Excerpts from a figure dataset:

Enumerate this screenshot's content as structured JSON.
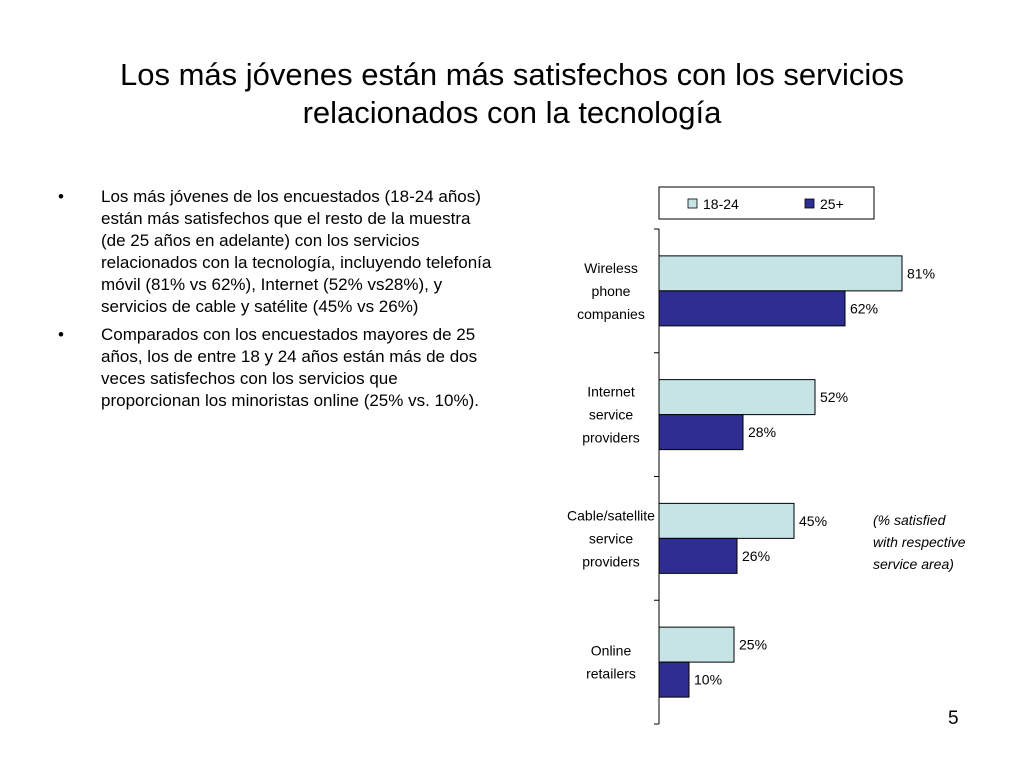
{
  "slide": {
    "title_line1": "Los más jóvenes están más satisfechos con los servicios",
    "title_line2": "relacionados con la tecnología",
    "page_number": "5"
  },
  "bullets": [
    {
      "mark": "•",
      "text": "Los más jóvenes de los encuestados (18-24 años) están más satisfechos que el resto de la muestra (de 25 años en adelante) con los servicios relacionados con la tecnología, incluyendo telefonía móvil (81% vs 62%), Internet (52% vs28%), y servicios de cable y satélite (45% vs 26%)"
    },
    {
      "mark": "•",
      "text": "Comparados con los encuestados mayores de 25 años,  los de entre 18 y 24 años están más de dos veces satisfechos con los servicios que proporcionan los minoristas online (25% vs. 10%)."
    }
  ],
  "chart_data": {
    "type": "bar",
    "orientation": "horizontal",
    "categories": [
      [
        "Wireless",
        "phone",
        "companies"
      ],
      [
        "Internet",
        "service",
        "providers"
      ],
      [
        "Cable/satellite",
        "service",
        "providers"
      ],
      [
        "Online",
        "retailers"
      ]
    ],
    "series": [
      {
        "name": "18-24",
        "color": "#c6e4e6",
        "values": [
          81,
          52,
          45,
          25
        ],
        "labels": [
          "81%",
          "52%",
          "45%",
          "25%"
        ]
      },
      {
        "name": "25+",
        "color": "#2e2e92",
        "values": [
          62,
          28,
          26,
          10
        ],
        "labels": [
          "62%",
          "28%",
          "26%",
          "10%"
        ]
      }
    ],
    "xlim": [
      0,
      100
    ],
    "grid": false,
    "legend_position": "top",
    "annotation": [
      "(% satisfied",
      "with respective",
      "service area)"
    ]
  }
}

==

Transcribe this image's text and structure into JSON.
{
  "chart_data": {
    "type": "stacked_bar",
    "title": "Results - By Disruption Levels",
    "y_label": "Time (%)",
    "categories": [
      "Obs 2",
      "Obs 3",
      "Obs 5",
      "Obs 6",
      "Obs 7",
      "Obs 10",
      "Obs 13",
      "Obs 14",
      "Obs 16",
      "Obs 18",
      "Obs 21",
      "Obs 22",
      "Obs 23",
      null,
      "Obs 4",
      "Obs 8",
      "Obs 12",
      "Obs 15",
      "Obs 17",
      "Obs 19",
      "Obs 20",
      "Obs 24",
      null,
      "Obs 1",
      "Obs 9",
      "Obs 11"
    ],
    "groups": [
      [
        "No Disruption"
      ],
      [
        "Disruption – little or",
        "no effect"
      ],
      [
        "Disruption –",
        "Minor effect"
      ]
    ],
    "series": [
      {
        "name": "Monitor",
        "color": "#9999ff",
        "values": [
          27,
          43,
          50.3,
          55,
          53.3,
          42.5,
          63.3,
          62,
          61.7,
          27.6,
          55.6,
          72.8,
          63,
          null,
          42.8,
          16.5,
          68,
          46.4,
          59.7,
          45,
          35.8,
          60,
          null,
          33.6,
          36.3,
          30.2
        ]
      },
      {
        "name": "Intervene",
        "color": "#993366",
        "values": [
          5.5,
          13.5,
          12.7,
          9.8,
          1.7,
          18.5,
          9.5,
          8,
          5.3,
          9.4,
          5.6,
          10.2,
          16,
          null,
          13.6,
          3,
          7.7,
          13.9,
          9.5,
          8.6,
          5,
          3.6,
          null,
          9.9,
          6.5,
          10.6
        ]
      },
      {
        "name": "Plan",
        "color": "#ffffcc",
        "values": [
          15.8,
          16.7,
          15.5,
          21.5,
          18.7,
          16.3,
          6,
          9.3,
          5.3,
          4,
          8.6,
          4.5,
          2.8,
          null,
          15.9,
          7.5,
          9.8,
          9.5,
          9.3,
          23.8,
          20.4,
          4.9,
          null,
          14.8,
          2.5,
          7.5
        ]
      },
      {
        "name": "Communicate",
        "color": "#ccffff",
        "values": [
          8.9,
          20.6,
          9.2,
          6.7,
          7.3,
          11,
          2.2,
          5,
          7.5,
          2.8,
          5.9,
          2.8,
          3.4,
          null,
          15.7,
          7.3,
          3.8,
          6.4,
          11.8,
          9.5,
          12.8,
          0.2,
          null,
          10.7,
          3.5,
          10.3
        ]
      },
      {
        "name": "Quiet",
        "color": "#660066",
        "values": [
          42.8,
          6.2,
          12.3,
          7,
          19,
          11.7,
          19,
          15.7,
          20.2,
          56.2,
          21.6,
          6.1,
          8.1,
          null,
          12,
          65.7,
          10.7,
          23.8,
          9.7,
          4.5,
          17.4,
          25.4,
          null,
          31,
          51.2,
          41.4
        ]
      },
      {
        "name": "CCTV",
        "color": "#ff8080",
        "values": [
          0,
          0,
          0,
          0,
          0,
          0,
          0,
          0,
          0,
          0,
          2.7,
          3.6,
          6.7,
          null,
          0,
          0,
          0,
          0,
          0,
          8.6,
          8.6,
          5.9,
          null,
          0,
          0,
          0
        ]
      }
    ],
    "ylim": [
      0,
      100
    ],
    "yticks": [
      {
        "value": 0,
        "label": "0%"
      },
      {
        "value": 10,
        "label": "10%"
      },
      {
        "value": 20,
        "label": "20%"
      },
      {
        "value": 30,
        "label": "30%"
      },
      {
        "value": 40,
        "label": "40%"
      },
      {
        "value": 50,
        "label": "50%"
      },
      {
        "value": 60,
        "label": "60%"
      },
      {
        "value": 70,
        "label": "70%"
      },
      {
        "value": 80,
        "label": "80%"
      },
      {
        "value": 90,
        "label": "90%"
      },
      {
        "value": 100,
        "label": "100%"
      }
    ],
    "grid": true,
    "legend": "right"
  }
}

* _WHAT IS BEING ASKED_
Only the number is wanted: count the lines of the records that hold the word "this".

* _THE ANSWER_
2